▶ [Figure record listings]:
— START —

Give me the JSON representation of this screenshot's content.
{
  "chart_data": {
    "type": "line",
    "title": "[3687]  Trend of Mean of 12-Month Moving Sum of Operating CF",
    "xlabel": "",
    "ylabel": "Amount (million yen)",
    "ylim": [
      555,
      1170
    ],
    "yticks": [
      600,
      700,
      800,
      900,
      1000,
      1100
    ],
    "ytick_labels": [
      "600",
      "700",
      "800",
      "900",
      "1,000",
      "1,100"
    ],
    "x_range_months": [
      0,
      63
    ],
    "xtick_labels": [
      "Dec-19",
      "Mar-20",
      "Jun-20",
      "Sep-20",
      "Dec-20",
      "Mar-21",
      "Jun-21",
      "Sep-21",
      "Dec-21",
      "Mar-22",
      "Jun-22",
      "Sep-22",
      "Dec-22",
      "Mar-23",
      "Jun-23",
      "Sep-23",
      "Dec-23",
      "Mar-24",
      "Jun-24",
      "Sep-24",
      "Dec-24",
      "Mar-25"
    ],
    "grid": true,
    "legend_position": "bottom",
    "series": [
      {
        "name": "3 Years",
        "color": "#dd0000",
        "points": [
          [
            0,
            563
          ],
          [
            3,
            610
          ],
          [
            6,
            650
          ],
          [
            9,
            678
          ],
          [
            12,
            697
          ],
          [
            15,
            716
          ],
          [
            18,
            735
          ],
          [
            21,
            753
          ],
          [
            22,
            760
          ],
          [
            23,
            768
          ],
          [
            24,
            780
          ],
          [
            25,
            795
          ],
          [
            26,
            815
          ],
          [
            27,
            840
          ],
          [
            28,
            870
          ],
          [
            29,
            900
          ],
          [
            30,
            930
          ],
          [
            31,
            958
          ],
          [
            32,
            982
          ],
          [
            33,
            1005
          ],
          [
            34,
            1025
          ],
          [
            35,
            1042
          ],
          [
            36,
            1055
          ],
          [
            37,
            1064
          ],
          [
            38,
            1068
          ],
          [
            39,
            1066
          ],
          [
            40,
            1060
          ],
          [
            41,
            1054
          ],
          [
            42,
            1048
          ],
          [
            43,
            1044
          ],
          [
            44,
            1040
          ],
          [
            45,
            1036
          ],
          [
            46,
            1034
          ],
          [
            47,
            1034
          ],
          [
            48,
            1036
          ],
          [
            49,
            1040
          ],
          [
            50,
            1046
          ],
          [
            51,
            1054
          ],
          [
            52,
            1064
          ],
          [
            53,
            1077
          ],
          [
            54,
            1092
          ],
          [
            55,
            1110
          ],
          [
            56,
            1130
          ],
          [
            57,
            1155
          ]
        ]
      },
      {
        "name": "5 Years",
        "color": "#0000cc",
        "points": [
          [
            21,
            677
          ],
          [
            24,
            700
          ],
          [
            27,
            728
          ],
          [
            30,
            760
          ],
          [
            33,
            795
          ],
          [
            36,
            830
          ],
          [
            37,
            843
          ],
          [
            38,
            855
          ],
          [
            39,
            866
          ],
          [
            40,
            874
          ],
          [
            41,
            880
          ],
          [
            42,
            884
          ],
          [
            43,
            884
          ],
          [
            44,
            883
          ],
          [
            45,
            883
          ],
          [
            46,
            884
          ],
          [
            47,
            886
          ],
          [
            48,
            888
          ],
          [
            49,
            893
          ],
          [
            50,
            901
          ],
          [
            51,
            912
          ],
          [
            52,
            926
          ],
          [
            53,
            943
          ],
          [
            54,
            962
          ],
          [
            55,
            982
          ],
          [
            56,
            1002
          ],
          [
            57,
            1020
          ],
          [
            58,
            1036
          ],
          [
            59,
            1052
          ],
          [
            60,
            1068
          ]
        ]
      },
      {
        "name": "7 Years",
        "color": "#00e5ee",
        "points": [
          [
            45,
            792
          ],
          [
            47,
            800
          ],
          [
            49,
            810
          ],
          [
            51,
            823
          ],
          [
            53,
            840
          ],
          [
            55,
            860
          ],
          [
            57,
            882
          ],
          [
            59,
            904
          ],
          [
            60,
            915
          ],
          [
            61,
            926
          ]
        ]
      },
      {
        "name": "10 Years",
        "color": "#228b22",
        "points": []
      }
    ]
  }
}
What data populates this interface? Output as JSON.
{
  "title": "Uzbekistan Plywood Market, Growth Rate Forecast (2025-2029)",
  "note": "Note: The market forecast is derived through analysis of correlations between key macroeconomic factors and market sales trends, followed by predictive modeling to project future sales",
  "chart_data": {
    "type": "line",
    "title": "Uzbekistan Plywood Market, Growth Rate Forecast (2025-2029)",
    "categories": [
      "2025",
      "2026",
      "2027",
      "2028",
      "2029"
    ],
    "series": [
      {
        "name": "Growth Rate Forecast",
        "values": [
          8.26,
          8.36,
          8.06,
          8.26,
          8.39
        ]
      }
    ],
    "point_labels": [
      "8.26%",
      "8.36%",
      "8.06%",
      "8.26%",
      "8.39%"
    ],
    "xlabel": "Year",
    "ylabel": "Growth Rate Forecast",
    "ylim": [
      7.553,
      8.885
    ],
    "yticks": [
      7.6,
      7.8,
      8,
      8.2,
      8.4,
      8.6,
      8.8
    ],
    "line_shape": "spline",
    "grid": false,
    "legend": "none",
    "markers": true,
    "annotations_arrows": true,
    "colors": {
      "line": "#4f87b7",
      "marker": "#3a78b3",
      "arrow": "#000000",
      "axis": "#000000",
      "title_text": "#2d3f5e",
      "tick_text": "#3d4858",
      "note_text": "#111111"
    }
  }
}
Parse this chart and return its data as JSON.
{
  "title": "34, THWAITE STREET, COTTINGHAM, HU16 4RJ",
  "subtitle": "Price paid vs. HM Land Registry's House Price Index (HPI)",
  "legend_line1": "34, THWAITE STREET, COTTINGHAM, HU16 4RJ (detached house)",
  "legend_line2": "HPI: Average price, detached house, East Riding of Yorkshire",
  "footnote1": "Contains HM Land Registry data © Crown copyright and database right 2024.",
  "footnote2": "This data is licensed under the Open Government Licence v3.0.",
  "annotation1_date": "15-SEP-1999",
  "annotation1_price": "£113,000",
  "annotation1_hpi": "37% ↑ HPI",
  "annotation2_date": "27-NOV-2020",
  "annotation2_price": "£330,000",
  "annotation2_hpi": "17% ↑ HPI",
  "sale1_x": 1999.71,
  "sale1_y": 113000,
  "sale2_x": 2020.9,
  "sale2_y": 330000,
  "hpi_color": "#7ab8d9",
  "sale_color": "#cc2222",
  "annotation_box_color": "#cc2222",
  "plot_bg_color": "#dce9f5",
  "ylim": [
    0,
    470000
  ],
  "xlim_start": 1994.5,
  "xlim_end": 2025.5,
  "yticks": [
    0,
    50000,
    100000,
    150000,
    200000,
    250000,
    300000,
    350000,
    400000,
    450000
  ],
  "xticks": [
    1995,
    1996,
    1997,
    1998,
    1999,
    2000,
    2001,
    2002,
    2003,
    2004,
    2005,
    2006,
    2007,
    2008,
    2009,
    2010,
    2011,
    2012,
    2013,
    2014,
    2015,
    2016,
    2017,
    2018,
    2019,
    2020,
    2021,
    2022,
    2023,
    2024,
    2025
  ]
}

— END —

▶ [Task to complete]: Your task is to extract all of the records exactly.

▶ [Exercise solution]:
Give me the JSON representation of this screenshot's content.
{
  "chart_data": {
    "type": "line",
    "title": "[3687]  Trend of Mean of 12-Month Moving Sum of Operating CF",
    "xlabel": "",
    "ylabel": "Amount (million yen)",
    "ylim": [
      555,
      1170
    ],
    "yticks": [
      600,
      700,
      800,
      900,
      1000,
      1100
    ],
    "ytick_labels": [
      "600",
      "700",
      "800",
      "900",
      "1,000",
      "1,100"
    ],
    "x_range_months": [
      0,
      63
    ],
    "xtick_labels": [
      "Dec-19",
      "Mar-20",
      "Jun-20",
      "Sep-20",
      "Dec-20",
      "Mar-21",
      "Jun-21",
      "Sep-21",
      "Dec-21",
      "Mar-22",
      "Jun-22",
      "Sep-22",
      "Dec-22",
      "Mar-23",
      "Jun-23",
      "Sep-23",
      "Dec-23",
      "Mar-24",
      "Jun-24",
      "Sep-24",
      "Dec-24",
      "Mar-25"
    ],
    "grid": true,
    "legend_position": "bottom",
    "series": [
      {
        "name": "3 Years",
        "color": "#dd0000",
        "points": [
          [
            0,
            563
          ],
          [
            3,
            610
          ],
          [
            6,
            650
          ],
          [
            9,
            678
          ],
          [
            12,
            697
          ],
          [
            15,
            716
          ],
          [
            18,
            735
          ],
          [
            21,
            753
          ],
          [
            22,
            760
          ],
          [
            23,
            768
          ],
          [
            24,
            780
          ],
          [
            25,
            795
          ],
          [
            26,
            815
          ],
          [
            27,
            840
          ],
          [
            28,
            870
          ],
          [
            29,
            900
          ],
          [
            30,
            930
          ],
          [
            31,
            958
          ],
          [
            32,
            982
          ],
          [
            33,
            1005
          ],
          [
            34,
            1025
          ],
          [
            35,
            1042
          ],
          [
            36,
            1055
          ],
          [
            37,
            1064
          ],
          [
            38,
            1068
          ],
          [
            39,
            1066
          ],
          [
            40,
            1060
          ],
          [
            41,
            1054
          ],
          [
            42,
            1048
          ],
          [
            43,
            1044
          ],
          [
            44,
            1040
          ],
          [
            45,
            1036
          ],
          [
            46,
            1034
          ],
          [
            47,
            1034
          ],
          [
            48,
            1036
          ],
          [
            49,
            1040
          ],
          [
            50,
            1046
          ],
          [
            51,
            1054
          ],
          [
            52,
            1064
          ],
          [
            53,
            1077
          ],
          [
            54,
            1092
          ],
          [
            55,
            1110
          ],
          [
            56,
            1130
          ],
          [
            57,
            1155
          ]
        ]
      },
      {
        "name": "5 Years",
        "color": "#0000cc",
        "points": [
          [
            21,
            677
          ],
          [
            24,
            700
          ],
          [
            27,
            728
          ],
          [
            30,
            760
          ],
          [
            33,
            795
          ],
          [
            36,
            830
          ],
          [
            37,
            843
          ],
          [
            38,
            855
          ],
          [
            39,
            866
          ],
          [
            40,
            874
          ],
          [
            41,
            880
          ],
          [
            42,
            884
          ],
          [
            43,
            884
          ],
          [
            44,
            883
          ],
          [
            45,
            883
          ],
          [
            46,
            884
          ],
          [
            47,
            886
          ],
          [
            48,
            888
          ],
          [
            49,
            893
          ],
          [
            50,
            901
          ],
          [
            51,
            912
          ],
          [
            52,
            926
          ],
          [
            53,
            943
          ],
          [
            54,
            962
          ],
          [
            55,
            982
          ],
          [
            56,
            1002
          ],
          [
            57,
            1020
          ],
          [
            58,
            1036
          ],
          [
            59,
            1052
          ],
          [
            60,
            1068
          ]
        ]
      },
      {
        "name": "7 Years",
        "color": "#00e5ee",
        "points": [
          [
            45,
            792
          ],
          [
            47,
            800
          ],
          [
            49,
            810
          ],
          [
            51,
            823
          ],
          [
            53,
            840
          ],
          [
            55,
            860
          ],
          [
            57,
            882
          ],
          [
            59,
            904
          ],
          [
            60,
            915
          ],
          [
            61,
            926
          ]
        ]
      },
      {
        "name": "10 Years",
        "color": "#228b22",
        "points": []
      }
    ]
  }
}
What data populates this interface? Output as JSON.
{
  "title": "Uzbekistan Plywood Market, Growth Rate Forecast (2025-2029)",
  "note": "Note: The market forecast is derived through analysis of correlations between key macroeconomic factors and market sales trends, followed by predictive modeling to project future sales",
  "chart_data": {
    "type": "line",
    "title": "Uzbekistan Plywood Market, Growth Rate Forecast (2025-2029)",
    "categories": [
      "2025",
      "2026",
      "2027",
      "2028",
      "2029"
    ],
    "series": [
      {
        "name": "Growth Rate Forecast",
        "values": [
          8.26,
          8.36,
          8.06,
          8.26,
          8.39
        ]
      }
    ],
    "point_labels": [
      "8.26%",
      "8.36%",
      "8.06%",
      "8.26%",
      "8.39%"
    ],
    "xlabel": "Year",
    "ylabel": "Growth Rate Forecast",
    "ylim": [
      7.553,
      8.885
    ],
    "yticks": [
      7.6,
      7.8,
      8,
      8.2,
      8.4,
      8.6,
      8.8
    ],
    "line_shape": "spline",
    "grid": false,
    "legend": "none",
    "markers": true,
    "annotations_arrows": true,
    "colors": {
      "line": "#4f87b7",
      "marker": "#3a78b3",
      "arrow": "#000000",
      "axis": "#000000",
      "title_text": "#2d3f5e",
      "tick_text": "#3d4858",
      "note_text": "#111111"
    }
  }
}
Parse this chart and return its data as JSON.
{
  "title": "34, THWAITE STREET, COTTINGHAM, HU16 4RJ",
  "subtitle": "Price paid vs. HM Land Registry's House Price Index (HPI)",
  "legend_line1": "34, THWAITE STREET, COTTINGHAM, HU16 4RJ (detached house)",
  "legend_line2": "HPI: Average price, detached house, East Riding of Yorkshire",
  "footnote1": "Contains HM Land Registry data © Crown copyright and database right 2024.",
  "footnote2": "This data is licensed under the Open Government Licence v3.0.",
  "annotation1_date": "15-SEP-1999",
  "annotation1_price": "£113,000",
  "annotation1_hpi": "37% ↑ HPI",
  "annotation2_date": "27-NOV-2020",
  "annotation2_price": "£330,000",
  "annotation2_hpi": "17% ↑ HPI",
  "sale1_x": 1999.71,
  "sale1_y": 113000,
  "sale2_x": 2020.9,
  "sale2_y": 330000,
  "hpi_color": "#7ab8d9",
  "sale_color": "#cc2222",
  "annotation_box_color": "#cc2222",
  "plot_bg_color": "#dce9f5",
  "ylim": [
    0,
    470000
  ],
  "xlim_start": 1994.5,
  "xlim_end": 2025.5,
  "yticks": [
    0,
    50000,
    100000,
    150000,
    200000,
    250000,
    300000,
    350000,
    400000,
    450000
  ],
  "xticks": [
    1995,
    1996,
    1997,
    1998,
    1999,
    2000,
    2001,
    2002,
    2003,
    2004,
    2005,
    2006,
    2007,
    2008,
    2009,
    2010,
    2011,
    2012,
    2013,
    2014,
    2015,
    2016,
    2017,
    2018,
    2019,
    2020,
    2021,
    2022,
    2023,
    2024,
    2025
  ]
}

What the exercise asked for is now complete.